◆ Written request: Print all of the entries exactly, minus the pictures.

◆ Records provided:
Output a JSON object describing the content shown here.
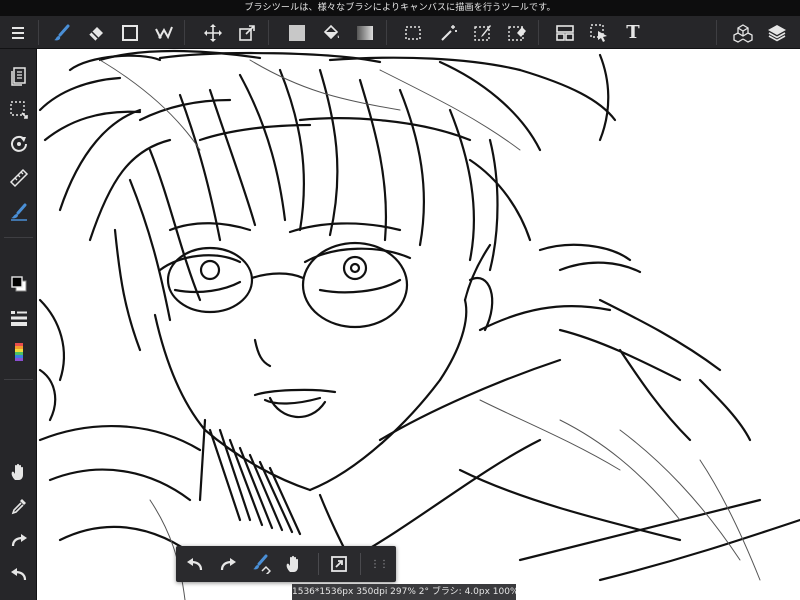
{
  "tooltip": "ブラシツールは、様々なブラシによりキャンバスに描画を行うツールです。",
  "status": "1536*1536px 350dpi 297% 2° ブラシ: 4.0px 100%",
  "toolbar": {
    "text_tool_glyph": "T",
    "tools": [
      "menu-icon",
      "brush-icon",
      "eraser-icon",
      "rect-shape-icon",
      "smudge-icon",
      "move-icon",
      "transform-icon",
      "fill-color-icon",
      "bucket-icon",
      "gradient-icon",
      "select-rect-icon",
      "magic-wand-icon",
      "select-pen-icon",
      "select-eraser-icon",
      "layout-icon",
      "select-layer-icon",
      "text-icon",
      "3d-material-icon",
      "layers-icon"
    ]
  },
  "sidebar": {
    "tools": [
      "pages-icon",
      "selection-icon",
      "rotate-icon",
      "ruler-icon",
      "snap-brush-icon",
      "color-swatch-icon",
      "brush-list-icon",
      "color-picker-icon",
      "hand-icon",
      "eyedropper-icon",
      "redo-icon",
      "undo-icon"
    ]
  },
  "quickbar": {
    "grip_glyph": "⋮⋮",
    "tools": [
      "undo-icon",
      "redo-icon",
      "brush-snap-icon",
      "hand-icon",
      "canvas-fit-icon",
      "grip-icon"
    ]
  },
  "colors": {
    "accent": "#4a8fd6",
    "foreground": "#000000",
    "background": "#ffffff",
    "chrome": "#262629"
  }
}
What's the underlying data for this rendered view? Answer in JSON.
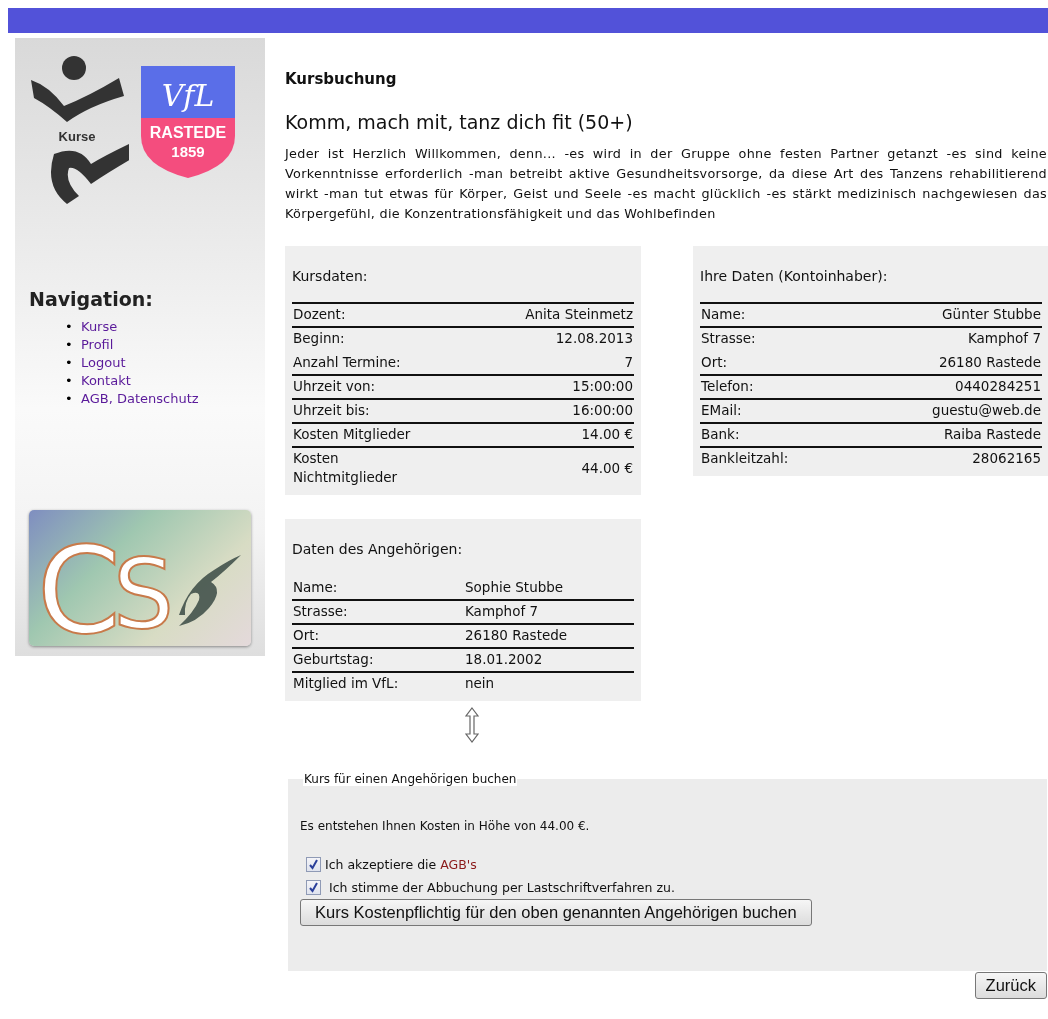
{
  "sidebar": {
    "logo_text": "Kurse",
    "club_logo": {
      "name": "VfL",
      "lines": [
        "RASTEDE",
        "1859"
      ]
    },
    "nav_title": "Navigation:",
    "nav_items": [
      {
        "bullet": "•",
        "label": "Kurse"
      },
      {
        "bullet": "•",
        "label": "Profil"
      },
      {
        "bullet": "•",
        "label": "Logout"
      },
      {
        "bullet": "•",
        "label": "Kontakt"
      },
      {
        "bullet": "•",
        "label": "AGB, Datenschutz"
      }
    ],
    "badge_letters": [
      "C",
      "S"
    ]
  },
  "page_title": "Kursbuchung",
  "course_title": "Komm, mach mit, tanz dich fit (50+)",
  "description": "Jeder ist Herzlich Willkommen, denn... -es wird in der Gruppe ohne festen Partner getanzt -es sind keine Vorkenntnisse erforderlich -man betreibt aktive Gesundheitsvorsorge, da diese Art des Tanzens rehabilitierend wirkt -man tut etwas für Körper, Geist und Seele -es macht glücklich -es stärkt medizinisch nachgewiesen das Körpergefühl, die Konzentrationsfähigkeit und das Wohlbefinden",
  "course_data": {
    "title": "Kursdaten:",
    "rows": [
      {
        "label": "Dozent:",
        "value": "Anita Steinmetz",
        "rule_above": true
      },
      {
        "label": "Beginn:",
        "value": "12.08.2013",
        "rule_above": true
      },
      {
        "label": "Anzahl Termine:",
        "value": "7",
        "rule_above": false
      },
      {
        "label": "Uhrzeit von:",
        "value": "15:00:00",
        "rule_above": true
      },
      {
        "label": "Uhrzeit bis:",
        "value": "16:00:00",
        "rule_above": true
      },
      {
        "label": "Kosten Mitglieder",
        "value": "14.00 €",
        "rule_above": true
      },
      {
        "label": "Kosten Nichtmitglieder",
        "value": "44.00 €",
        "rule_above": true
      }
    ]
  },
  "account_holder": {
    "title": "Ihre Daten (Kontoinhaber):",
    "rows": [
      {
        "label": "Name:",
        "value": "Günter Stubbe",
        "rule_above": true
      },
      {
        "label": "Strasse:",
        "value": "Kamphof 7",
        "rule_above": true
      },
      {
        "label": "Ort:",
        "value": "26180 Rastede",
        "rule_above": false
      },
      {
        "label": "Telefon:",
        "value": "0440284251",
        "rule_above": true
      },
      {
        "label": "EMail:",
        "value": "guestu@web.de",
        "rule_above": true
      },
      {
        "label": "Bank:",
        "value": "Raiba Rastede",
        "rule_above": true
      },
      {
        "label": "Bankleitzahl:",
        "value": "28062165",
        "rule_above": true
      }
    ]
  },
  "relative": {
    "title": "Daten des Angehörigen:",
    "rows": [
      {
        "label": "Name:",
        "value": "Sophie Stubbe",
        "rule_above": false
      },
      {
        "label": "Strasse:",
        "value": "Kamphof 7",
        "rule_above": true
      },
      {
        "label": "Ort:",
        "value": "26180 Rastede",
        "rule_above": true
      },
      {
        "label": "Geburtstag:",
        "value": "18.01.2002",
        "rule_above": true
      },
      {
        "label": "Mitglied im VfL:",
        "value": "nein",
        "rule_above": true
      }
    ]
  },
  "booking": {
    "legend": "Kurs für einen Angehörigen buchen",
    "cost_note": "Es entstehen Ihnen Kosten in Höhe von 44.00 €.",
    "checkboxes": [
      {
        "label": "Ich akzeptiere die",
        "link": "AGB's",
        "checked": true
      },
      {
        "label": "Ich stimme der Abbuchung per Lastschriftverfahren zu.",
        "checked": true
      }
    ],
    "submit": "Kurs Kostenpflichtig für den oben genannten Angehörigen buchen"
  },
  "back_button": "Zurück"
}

◆ Written solution:
Output a JSON object describing the content shown here.
{
  "tooltip": "ブラシツールは、様々なブラシによりキャンバスに描画を行うツールです。",
  "status": "1536*1536px 350dpi 297% 2° ブラシ: 4.0px 100%",
  "toolbar": {
    "text_tool_glyph": "T",
    "tools": [
      "menu-icon",
      "brush-icon",
      "eraser-icon",
      "rect-shape-icon",
      "smudge-icon",
      "move-icon",
      "transform-icon",
      "fill-color-icon",
      "bucket-icon",
      "gradient-icon",
      "select-rect-icon",
      "magic-wand-icon",
      "select-pen-icon",
      "select-eraser-icon",
      "layout-icon",
      "select-layer-icon",
      "text-icon",
      "3d-material-icon",
      "layers-icon"
    ]
  },
  "sidebar": {
    "tools": [
      "pages-icon",
      "selection-icon",
      "rotate-icon",
      "ruler-icon",
      "snap-brush-icon",
      "color-swatch-icon",
      "brush-list-icon",
      "color-picker-icon",
      "hand-icon",
      "eyedropper-icon",
      "redo-icon",
      "undo-icon"
    ]
  },
  "quickbar": {
    "grip_glyph": "⋮⋮",
    "tools": [
      "undo-icon",
      "redo-icon",
      "brush-snap-icon",
      "hand-icon",
      "canvas-fit-icon",
      "grip-icon"
    ]
  },
  "colors": {
    "accent": "#4a8fd6",
    "foreground": "#000000",
    "background": "#ffffff",
    "chrome": "#262629"
  }
}
What's the underlying data for this rendered view? Answer in JSON.
{
  "sidebar": {
    "logo_text": "Kurse",
    "club_logo": {
      "name": "VfL",
      "lines": [
        "RASTEDE",
        "1859"
      ]
    },
    "nav_title": "Navigation:",
    "nav_items": [
      {
        "bullet": "•",
        "label": "Kurse"
      },
      {
        "bullet": "•",
        "label": "Profil"
      },
      {
        "bullet": "•",
        "label": "Logout"
      },
      {
        "bullet": "•",
        "label": "Kontakt"
      },
      {
        "bullet": "•",
        "label": "AGB, Datenschutz"
      }
    ],
    "badge_letters": [
      "C",
      "S"
    ]
  },
  "page_title": "Kursbuchung",
  "course_title": "Komm, mach mit, tanz dich fit (50+)",
  "description": "Jeder ist Herzlich Willkommen, denn... -es wird in der Gruppe ohne festen Partner getanzt -es sind keine Vorkenntnisse erforderlich -man betreibt aktive Gesundheitsvorsorge, da diese Art des Tanzens rehabilitierend wirkt -man tut etwas für Körper, Geist und Seele -es macht glücklich -es stärkt medizinisch nachgewiesen das Körpergefühl, die Konzentrationsfähigkeit und das Wohlbefinden",
  "course_data": {
    "title": "Kursdaten:",
    "rows": [
      {
        "label": "Dozent:",
        "value": "Anita Steinmetz",
        "rule_above": true
      },
      {
        "label": "Beginn:",
        "value": "12.08.2013",
        "rule_above": true
      },
      {
        "label": "Anzahl Termine:",
        "value": "7",
        "rule_above": false
      },
      {
        "label": "Uhrzeit von:",
        "value": "15:00:00",
        "rule_above": true
      },
      {
        "label": "Uhrzeit bis:",
        "value": "16:00:00",
        "rule_above": true
      },
      {
        "label": "Kosten Mitglieder",
        "value": "14.00 €",
        "rule_above": true
      },
      {
        "label": "Kosten Nichtmitglieder",
        "value": "44.00 €",
        "rule_above": true
      }
    ]
  },
  "account_holder": {
    "title": "Ihre Daten (Kontoinhaber):",
    "rows": [
      {
        "label": "Name:",
        "value": "Günter Stubbe",
        "rule_above": true
      },
      {
        "label": "Strasse:",
        "value": "Kamphof 7",
        "rule_above": true
      },
      {
        "label": "Ort:",
        "value": "26180 Rastede",
        "rule_above": false
      },
      {
        "label": "Telefon:",
        "value": "0440284251",
        "rule_above": true
      },
      {
        "label": "EMail:",
        "value": "guestu@web.de",
        "rule_above": true
      },
      {
        "label": "Bank:",
        "value": "Raiba Rastede",
        "rule_above": true
      },
      {
        "label": "Bankleitzahl:",
        "value": "28062165",
        "rule_above": true
      }
    ]
  },
  "relative": {
    "title": "Daten des Angehörigen:",
    "rows": [
      {
        "label": "Name:",
        "value": "Sophie Stubbe",
        "rule_above": false
      },
      {
        "label": "Strasse:",
        "value": "Kamphof 7",
        "rule_above": true
      },
      {
        "label": "Ort:",
        "value": "26180 Rastede",
        "rule_above": true
      },
      {
        "label": "Geburtstag:",
        "value": "18.01.2002",
        "rule_above": true
      },
      {
        "label": "Mitglied im VfL:",
        "value": "nein",
        "rule_above": true
      }
    ]
  },
  "booking": {
    "legend": "Kurs für einen Angehörigen buchen",
    "cost_note": "Es entstehen Ihnen Kosten in Höhe von 44.00 €.",
    "checkboxes": [
      {
        "label": "Ich akzeptiere die",
        "link": "AGB's",
        "checked": true
      },
      {
        "label": "Ich stimme der Abbuchung per Lastschriftverfahren zu.",
        "checked": true
      }
    ],
    "submit": "Kurs Kostenpflichtig für den oben genannten Angehörigen buchen"
  },
  "back_button": "Zurück"
}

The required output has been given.